• **AIM OF THE TASK**: Go through the listing and copy every line word for word.

• **INPUT RECORDS**:
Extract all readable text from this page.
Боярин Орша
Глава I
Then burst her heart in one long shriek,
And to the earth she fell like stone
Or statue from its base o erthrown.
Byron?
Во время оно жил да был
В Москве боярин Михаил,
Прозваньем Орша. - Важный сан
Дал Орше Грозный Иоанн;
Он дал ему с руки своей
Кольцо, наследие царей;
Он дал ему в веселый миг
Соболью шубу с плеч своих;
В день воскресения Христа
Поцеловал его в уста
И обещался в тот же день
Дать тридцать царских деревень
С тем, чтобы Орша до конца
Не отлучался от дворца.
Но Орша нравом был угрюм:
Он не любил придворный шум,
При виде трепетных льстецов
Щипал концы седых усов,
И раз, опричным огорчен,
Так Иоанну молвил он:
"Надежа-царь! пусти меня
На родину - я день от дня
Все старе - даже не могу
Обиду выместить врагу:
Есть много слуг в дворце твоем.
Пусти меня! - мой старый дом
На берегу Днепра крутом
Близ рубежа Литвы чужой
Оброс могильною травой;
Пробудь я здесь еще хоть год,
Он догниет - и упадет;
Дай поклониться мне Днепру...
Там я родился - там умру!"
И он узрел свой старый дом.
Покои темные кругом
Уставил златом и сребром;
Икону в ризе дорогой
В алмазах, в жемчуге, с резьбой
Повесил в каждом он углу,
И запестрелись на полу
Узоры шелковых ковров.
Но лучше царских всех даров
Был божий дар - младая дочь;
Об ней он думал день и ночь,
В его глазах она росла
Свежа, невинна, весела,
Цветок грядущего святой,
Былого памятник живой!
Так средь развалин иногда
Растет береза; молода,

• **RESULT BELOW**:
Extract all readable text from this page.
Боярин Орша
Глава I
Then burst her heart in one long shriek,
And to the earth she fell like stone
Or statue from its base o erthrown.
Byron?
Во время оно жил да был
В Москве боярин Михаил,
Прозваньем Орша. - Важный сан
Дал Орше Грозный Иоанн;
Он дал ему с руки своей
Кольцо, наследие царей;
Он дал ему в веселый миг
Соболью шубу с плеч своих;
В день воскресения Христа
Поцеловал его в уста
И обещался в тот же день
Дать тридцать царских деревень
С тем, чтобы Орша до конца
Не отлучался от дворца.
Но Орша нравом был угрюм:
Он не любил придворный шум,
При виде трепетных льстецов
Щипал концы седых усов,
И раз, опричным огорчен,
Так Иоанну молвил он:
"Надежа-царь! пусти меня
На родину - я день от дня
Все старе - даже не могу
Обиду выместить врагу:
Есть много слуг в дворце твоем.
Пусти меня! - мой старый дом
На берегу Днепра крутом
Близ рубежа Литвы чужой
Оброс могильною травой;
Пробудь я здесь еще хоть год,
Он догниет - и упадет;
Дай поклониться мне Днепру...
Там я родился - там умру!"
И он узрел свой старый дом.
Покои темные кругом
Уставил златом и сребром;
Икону в ризе дорогой
В алмазах, в жемчуге, с резьбой
Повесил в каждом он углу,
И запестрелись на полу
Узоры шелковых ковров.
Но лучше царских всех даров
Был божий дар - младая дочь;
Об ней он думал день и ночь,
В его глазах она росла
Свежа, невинна, весела,
Цветок грядущего святой,
Былого памятник живой!
Так средь развалин иногда
Растет береза; молода,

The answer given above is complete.